--- BEGIN ---

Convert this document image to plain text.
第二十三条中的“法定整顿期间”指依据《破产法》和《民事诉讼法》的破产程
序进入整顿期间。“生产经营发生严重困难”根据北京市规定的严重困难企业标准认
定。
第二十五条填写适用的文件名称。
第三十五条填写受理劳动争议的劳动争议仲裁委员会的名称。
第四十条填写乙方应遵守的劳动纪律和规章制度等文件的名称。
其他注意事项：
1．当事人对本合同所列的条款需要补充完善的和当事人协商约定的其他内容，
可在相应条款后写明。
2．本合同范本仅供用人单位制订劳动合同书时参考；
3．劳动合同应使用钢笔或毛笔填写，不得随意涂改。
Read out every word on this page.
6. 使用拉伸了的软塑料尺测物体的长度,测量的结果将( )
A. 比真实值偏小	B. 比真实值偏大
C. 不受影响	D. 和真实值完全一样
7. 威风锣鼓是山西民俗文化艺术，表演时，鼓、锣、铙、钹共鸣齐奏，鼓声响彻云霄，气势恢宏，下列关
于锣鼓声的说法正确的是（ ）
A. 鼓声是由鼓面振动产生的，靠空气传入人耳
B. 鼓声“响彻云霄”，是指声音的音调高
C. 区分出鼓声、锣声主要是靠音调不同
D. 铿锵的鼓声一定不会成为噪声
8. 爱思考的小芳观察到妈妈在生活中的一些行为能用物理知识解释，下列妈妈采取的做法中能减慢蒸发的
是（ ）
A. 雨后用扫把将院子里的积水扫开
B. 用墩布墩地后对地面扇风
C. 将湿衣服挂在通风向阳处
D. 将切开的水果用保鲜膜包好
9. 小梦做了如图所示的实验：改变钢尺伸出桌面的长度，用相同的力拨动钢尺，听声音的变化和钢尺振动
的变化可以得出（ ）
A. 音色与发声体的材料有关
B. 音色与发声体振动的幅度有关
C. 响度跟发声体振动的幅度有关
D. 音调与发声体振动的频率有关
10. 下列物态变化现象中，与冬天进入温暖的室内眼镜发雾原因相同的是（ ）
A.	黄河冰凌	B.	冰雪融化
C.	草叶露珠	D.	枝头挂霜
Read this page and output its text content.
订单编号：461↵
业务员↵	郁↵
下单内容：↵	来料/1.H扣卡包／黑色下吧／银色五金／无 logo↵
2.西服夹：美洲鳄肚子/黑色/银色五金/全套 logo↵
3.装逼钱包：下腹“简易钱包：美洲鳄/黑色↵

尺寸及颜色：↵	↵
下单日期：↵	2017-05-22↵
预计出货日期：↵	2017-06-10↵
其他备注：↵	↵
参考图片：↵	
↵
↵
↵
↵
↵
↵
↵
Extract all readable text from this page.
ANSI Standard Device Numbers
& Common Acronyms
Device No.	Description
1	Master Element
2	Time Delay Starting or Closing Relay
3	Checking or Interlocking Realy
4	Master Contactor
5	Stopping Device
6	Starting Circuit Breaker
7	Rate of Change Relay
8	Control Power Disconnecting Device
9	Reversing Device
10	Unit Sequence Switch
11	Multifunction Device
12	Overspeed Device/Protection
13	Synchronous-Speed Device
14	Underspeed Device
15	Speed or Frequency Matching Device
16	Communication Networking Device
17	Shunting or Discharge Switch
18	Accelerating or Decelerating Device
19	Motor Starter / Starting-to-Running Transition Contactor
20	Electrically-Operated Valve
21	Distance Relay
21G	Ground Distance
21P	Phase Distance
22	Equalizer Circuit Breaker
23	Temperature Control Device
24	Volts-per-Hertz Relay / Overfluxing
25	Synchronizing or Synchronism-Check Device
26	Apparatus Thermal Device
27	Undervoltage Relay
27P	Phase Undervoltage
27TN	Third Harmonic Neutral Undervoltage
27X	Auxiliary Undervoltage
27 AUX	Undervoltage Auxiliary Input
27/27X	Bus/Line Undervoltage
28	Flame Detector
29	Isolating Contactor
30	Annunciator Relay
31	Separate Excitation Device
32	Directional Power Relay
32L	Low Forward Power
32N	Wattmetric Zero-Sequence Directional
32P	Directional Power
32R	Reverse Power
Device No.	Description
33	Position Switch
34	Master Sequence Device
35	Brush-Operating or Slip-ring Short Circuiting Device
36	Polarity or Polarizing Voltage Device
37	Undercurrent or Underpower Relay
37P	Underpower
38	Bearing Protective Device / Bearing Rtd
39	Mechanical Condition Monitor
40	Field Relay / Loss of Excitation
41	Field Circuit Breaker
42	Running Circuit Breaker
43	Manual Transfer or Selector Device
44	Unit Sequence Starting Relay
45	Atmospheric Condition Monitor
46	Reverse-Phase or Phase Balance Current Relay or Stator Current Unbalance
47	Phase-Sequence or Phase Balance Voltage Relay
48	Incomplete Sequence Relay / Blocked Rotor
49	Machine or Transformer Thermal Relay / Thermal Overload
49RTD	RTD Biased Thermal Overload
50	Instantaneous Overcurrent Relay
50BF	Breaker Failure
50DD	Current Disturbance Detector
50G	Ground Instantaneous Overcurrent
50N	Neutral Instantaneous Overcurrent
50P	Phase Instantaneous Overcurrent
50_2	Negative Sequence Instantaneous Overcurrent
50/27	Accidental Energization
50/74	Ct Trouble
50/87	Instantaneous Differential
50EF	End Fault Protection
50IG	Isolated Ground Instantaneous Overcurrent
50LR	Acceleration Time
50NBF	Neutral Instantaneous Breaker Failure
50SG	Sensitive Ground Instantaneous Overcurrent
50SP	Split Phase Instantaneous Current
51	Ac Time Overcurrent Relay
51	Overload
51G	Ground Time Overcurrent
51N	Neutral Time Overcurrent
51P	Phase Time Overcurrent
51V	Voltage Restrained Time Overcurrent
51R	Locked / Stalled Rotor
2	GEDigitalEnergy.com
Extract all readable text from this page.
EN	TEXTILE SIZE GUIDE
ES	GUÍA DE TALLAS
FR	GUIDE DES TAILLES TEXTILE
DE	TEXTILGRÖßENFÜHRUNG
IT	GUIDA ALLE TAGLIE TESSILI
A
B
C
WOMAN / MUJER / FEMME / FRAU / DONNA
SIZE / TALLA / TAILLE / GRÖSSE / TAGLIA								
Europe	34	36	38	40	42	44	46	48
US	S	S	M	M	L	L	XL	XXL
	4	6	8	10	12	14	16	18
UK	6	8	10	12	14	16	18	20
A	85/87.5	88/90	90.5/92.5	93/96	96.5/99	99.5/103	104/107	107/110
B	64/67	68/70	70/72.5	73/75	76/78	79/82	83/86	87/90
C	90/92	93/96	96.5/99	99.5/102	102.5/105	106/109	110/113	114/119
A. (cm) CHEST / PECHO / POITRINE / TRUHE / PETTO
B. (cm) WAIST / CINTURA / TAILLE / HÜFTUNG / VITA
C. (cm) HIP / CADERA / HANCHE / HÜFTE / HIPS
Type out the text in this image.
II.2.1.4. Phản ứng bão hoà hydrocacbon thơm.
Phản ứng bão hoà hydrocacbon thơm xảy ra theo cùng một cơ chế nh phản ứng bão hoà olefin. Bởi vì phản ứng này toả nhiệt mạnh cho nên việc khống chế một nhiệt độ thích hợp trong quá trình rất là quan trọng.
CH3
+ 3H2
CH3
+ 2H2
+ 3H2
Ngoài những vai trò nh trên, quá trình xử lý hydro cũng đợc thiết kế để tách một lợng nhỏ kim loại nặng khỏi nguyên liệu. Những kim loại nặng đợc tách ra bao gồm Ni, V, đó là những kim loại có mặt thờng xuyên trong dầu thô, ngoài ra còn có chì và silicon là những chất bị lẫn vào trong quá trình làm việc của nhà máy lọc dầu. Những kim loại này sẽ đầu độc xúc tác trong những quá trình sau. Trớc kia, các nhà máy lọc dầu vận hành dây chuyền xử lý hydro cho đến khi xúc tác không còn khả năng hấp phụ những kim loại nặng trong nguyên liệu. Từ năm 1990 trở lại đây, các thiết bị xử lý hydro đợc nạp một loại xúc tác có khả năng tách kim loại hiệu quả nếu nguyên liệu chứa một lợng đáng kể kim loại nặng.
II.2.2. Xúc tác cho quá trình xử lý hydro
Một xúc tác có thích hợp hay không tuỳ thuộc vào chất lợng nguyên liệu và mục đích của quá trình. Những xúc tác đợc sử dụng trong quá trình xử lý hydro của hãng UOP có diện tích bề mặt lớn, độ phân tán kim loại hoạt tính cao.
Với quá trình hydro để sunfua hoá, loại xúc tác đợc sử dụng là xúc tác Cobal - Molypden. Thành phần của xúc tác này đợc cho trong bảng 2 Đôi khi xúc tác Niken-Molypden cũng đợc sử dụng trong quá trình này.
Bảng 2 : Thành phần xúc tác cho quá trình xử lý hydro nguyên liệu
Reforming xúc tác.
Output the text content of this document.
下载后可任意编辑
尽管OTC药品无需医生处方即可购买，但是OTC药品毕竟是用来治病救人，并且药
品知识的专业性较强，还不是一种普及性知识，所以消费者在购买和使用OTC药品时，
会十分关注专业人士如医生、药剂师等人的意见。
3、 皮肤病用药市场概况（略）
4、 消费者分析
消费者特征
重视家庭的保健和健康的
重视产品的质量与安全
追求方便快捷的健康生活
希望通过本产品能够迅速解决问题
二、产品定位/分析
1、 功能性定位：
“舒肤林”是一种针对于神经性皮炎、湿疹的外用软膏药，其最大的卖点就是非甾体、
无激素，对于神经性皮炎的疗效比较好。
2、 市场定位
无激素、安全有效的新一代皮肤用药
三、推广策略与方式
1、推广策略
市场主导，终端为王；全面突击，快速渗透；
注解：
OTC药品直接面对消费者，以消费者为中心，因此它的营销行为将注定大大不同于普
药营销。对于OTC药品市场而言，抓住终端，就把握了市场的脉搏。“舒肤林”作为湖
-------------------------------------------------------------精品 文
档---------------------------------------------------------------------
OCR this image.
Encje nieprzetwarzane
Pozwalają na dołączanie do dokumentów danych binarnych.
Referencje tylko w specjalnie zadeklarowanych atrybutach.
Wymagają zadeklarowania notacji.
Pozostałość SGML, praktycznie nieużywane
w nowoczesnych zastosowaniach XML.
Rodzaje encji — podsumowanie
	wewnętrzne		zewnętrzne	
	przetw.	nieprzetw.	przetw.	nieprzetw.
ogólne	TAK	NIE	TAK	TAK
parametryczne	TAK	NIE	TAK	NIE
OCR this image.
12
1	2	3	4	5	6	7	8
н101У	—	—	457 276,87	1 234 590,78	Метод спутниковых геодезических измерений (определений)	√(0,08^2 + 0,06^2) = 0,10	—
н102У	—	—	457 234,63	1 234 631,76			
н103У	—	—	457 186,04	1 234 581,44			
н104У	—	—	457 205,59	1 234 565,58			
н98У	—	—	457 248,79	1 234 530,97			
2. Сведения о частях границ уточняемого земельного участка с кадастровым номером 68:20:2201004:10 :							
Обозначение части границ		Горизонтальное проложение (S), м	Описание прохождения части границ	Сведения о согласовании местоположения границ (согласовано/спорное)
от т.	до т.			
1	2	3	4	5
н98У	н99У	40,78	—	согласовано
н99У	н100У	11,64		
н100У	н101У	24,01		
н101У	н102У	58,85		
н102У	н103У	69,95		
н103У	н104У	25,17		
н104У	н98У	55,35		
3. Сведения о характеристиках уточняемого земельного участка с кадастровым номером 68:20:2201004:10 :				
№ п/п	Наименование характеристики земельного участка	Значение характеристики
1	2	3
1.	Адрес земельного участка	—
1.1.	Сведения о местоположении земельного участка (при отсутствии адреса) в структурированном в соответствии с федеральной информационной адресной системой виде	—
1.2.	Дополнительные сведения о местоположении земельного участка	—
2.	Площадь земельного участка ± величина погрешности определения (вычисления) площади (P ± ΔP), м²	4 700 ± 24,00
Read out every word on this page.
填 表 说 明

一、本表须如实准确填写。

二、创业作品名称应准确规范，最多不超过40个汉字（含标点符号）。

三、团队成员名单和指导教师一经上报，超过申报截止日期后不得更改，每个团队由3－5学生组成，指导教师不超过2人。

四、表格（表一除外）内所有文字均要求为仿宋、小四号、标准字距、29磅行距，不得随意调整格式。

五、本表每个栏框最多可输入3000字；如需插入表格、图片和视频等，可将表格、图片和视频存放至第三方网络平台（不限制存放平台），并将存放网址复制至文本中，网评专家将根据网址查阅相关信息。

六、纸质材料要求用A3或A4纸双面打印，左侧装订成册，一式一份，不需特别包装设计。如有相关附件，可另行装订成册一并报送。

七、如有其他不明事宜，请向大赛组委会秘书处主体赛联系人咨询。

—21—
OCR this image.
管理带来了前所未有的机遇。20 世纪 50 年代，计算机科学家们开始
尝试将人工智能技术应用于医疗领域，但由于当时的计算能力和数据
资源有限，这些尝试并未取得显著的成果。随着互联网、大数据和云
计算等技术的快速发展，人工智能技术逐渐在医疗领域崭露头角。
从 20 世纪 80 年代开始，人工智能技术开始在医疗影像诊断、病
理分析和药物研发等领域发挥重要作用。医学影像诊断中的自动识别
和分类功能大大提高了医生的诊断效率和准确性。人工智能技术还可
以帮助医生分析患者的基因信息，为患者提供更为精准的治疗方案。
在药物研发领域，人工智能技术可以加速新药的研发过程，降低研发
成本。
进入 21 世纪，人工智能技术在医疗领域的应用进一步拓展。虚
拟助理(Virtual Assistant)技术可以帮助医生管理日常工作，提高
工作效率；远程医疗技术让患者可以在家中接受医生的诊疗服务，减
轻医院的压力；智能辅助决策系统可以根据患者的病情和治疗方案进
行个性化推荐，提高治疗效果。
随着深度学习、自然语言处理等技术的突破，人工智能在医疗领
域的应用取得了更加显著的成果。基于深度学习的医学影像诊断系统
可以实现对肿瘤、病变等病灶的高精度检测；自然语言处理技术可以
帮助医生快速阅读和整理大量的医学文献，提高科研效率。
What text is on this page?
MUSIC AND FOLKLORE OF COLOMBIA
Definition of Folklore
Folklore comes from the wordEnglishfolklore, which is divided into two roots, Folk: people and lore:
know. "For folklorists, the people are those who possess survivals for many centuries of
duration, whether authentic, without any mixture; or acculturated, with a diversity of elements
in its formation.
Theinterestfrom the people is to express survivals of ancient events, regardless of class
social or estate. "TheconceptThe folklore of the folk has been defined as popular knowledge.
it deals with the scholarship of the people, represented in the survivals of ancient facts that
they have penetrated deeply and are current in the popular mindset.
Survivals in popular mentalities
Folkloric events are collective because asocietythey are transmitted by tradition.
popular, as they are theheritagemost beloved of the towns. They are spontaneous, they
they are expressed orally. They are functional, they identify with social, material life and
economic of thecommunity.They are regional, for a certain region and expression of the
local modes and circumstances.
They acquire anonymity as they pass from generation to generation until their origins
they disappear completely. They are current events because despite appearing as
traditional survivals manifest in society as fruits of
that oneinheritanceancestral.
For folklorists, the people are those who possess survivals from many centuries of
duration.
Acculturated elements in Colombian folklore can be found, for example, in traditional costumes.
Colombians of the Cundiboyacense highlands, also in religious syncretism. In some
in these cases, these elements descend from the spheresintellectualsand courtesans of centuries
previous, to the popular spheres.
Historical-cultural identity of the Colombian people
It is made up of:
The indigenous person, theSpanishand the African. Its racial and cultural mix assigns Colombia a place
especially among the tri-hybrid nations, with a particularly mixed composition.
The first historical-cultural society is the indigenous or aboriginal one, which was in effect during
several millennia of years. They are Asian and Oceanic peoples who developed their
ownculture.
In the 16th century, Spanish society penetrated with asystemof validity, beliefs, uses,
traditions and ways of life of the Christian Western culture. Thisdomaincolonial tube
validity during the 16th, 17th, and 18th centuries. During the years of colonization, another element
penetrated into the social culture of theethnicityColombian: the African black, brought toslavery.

--- END ---

* **TASK GOAL**: Lines that include the word "Control" are to be extracted from the data above.

* **EXPECTED ANSWER**:
8	Control Power Disconnecting Device
23	Temperature Control Device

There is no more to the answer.